Task to complete -
All entries below need to be written out exactly, but without their pictures.

Data for the task -
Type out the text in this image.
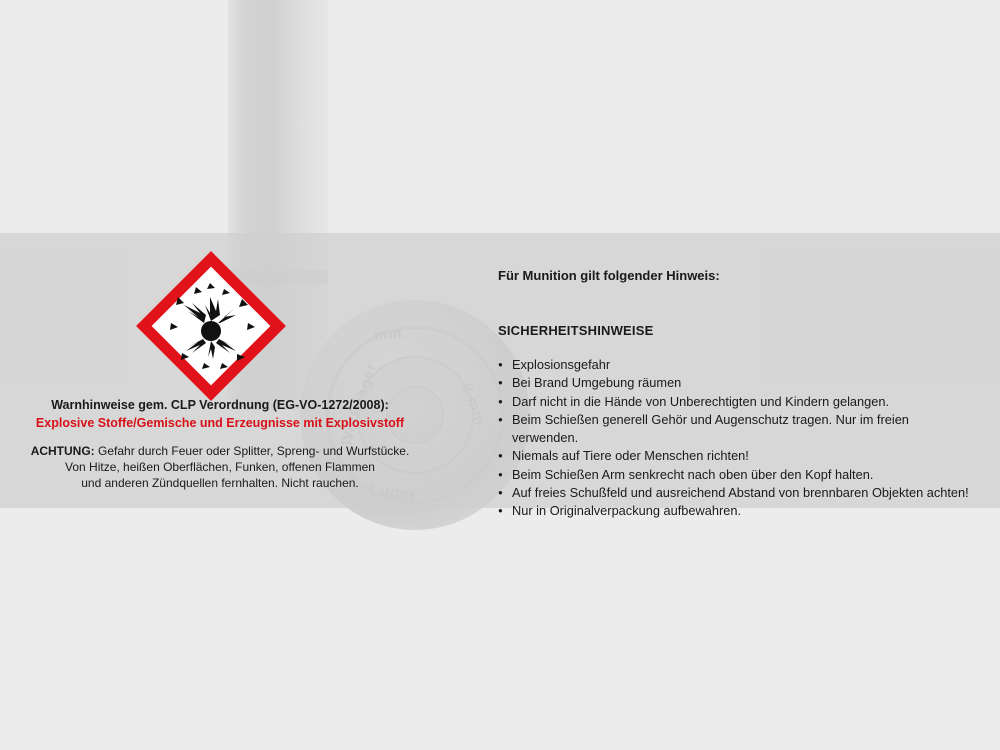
Warnhinweise gem. CLP Verordnung (EG-VO-1272/2008):
Explosive Stoffe/Gemische und Erzeugnisse mit Explosivstoff
ACHTUNG: Gefahr durch Feuer oder Splitter, Spreng- und Wurfstücke.
Von Hitze, heißen Oberflächen, Funken, offenen Flammen
und anderen Zündquellen fernhalten. Nicht rauchen.

Für Munition gilt folgender Hinweis:

SICHERHEITSHINWEISE

● Explosionsgefahr
● Bei Brand Umgebung räumen
● Darf nicht in die Hände von Unberechtigten und Kindern gelangen.
● Beim Schießen generell Gehör und Augenschutz tragen. Nur im freien verwenden.
● Niemals auf Tiere oder Menschen richten!
● Beim Schießen Arm senkrecht nach oben über den Kopf halten.
● Auf freies Schußfeld und ausreichend Abstand von brennbaren Objekten achten!
● Nur in Originalverpackung aufbewahren.
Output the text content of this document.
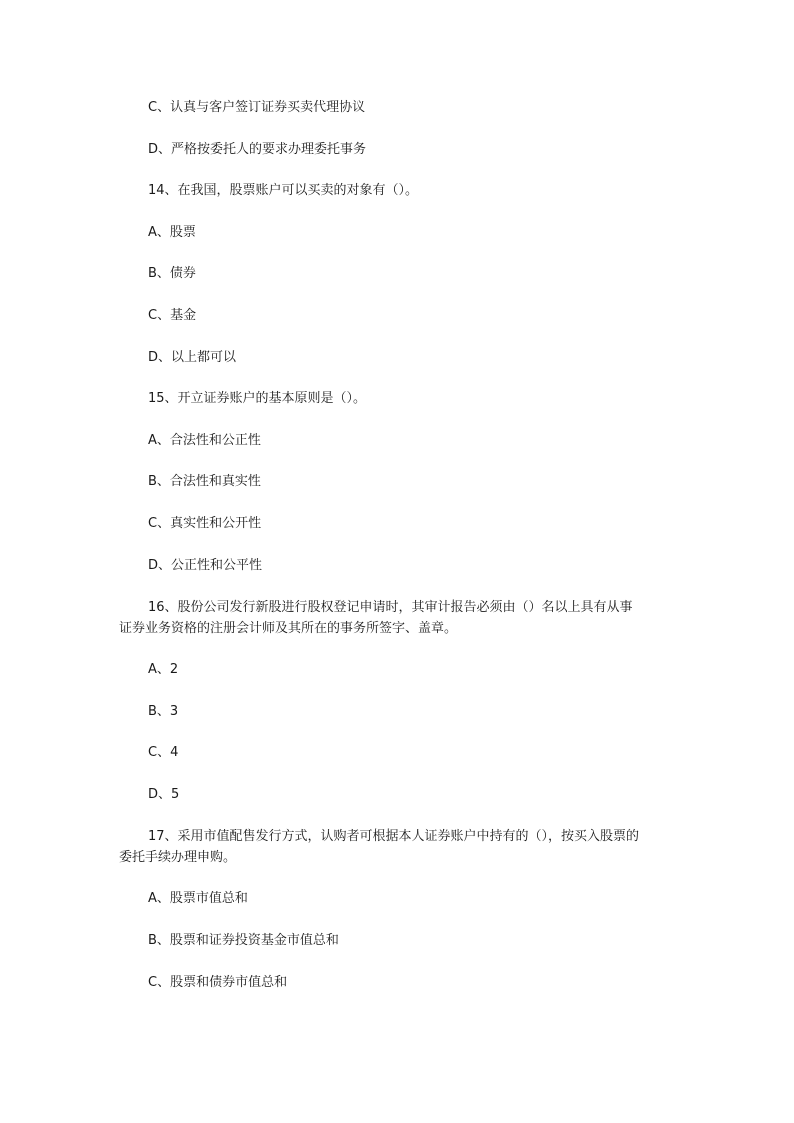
C、认真与客户签订证券买卖代理协议
D、严格按委托人的要求办理委托事务
14、在我国，股票账户可以买卖的对象有（）。
A、股票
B、债券
C、基金
D、以上都可以
15、开立证券账户的基本原则是（）。
A、合法性和公正性
B、合法性和真实性
C、真实性和公开性
D、公正性和公平性
16、股份公司发行新股进行股权登记申请时，其审计报告必须由（）名以上具有从事
证券业务资格的注册会计师及其所在的事务所签字、盖章。
A、2
B、3
C、4
D、5
17、采用市值配售发行方式，认购者可根据本人证券账户中持有的（），按买入股票的
委托手续办理申购。
A、股票市值总和
B、股票和证券投资基金市值总和
C、股票和债券市值总和
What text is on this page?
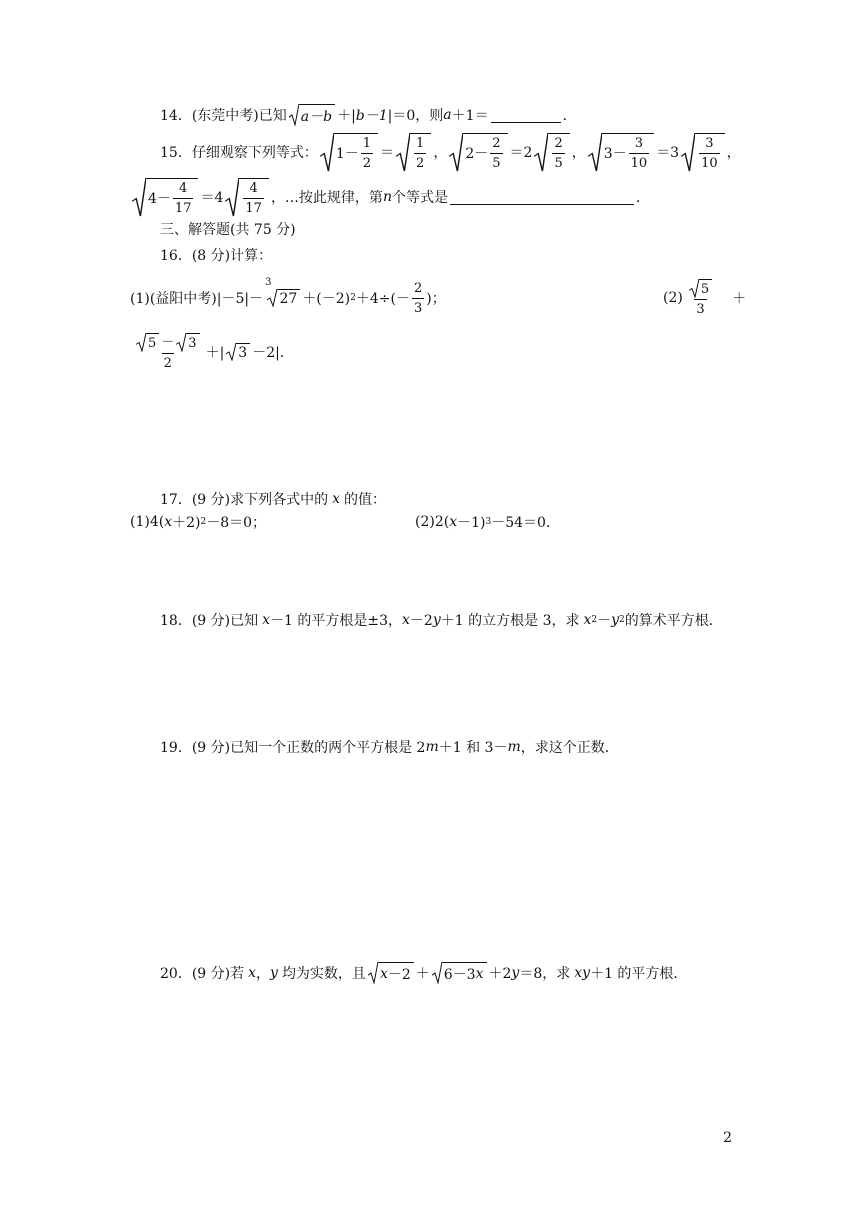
14． (东莞中考)已知 a－b ＋| b－1 |＝0，则 a ＋1＝	．
15． 仔细观察下列等式： $1- \frac{1}{2} = \frac{1}{2}$ ， $2- \frac{2}{5} =2 \frac{2}{5}$ ， $3- \frac{3}{10} =3 \frac{3}{10}$ ，
$4- \frac{4}{17} =4 \frac{4}{17}$ ，…按此规律，第 n 个等式是	．
三、解答题(共 75 分)
16．(8 分)计算：
(1)(益阳中考)|－5|－
3
27 ＋(－2) $2 +4\div(- \frac{2}{3}$ )；	$(2) \frac{5}{3}$ ＋
$\frac{5 - 3}{2}$ ＋| 3 －2|．
17．(9 分)求下列各式中的 x 的值：
(1)4( x ＋2) 2 －8＝0；	(2)2( x －1) 3 －54＝0．
18．(9 分)已知 x －1 的平方根是±3， x －2 y ＋1 的立方根是 3，求 x 2 － y 2 的算术平方根．
19．(9 分)已知一个正数的两个平方根是 2 m ＋1 和 3－ m ，求这个正数．
20．(9 分)若 x ， y 均为实数，且 x －2 ＋ 6－3 x ＋2 y ＝8，求 xy ＋1 的平方根．
2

Expected answer -
Type out the text in this image.
Warnhinweise gem. CLP Verordnung (EG-VO-1272/2008):
Explosive Stoffe/Gemische und Erzeugnisse mit Explosivstoff
ACHTUNG: Gefahr durch Feuer oder Splitter, Spreng- und Wurfstücke.
Von Hitze, heißen Oberflächen, Funken, offenen Flammen
und anderen Zündquellen fernhalten. Nicht rauchen.

Für Munition gilt folgender Hinweis:

SICHERHEITSHINWEISE

● Explosionsgefahr
● Bei Brand Umgebung räumen
● Darf nicht in die Hände von Unberechtigten und Kindern gelangen.
● Beim Schießen generell Gehör und Augenschutz tragen. Nur im freien verwenden.
● Niemals auf Tiere oder Menschen richten!
● Beim Schießen Arm senkrecht nach oben über den Kopf halten.
● Auf freies Schußfeld und ausreichend Abstand von brennbaren Objekten achten!
● Nur in Originalverpackung aufbewahren.
Output the text content of this document.
C、认真与客户签订证券买卖代理协议
D、严格按委托人的要求办理委托事务
14、在我国，股票账户可以买卖的对象有（）。
A、股票
B、债券
C、基金
D、以上都可以
15、开立证券账户的基本原则是（）。
A、合法性和公正性
B、合法性和真实性
C、真实性和公开性
D、公正性和公平性
16、股份公司发行新股进行股权登记申请时，其审计报告必须由（）名以上具有从事
证券业务资格的注册会计师及其所在的事务所签字、盖章。
A、2
B、3
C、4
D、5
17、采用市值配售发行方式，认购者可根据本人证券账户中持有的（），按买入股票的
委托手续办理申购。
A、股票市值总和
B、股票和证券投资基金市值总和
C、股票和债券市值总和
What text is on this page?
14． (东莞中考)已知 a－b ＋| b－1 |＝0，则 a ＋1＝	．
15． 仔细观察下列等式： $1- \frac{1}{2} = \frac{1}{2}$ ， $2- \frac{2}{5} =2 \frac{2}{5}$ ， $3- \frac{3}{10} =3 \frac{3}{10}$ ，
$4- \frac{4}{17} =4 \frac{4}{17}$ ，…按此规律，第 n 个等式是	．
三、解答题(共 75 分)
16．(8 分)计算：
(1)(益阳中考)|－5|－
3
27 ＋(－2) $2 +4\div(- \frac{2}{3}$ )；	$(2) \frac{5}{3}$ ＋
$\frac{5 - 3}{2}$ ＋| 3 －2|．
17．(9 分)求下列各式中的 x 的值：
(1)4( x ＋2) 2 －8＝0；	(2)2( x －1) 3 －54＝0．
18．(9 分)已知 x －1 的平方根是±3， x －2 y ＋1 的立方根是 3，求 x 2 － y 2 的算术平方根．
19．(9 分)已知一个正数的两个平方根是 2 m ＋1 和 3－ m ，求这个正数．
20．(9 分)若 x ， y 均为实数，且 x －2 ＋ 6－3 x ＋2 y ＝8，求 xy ＋1 的平方根．
2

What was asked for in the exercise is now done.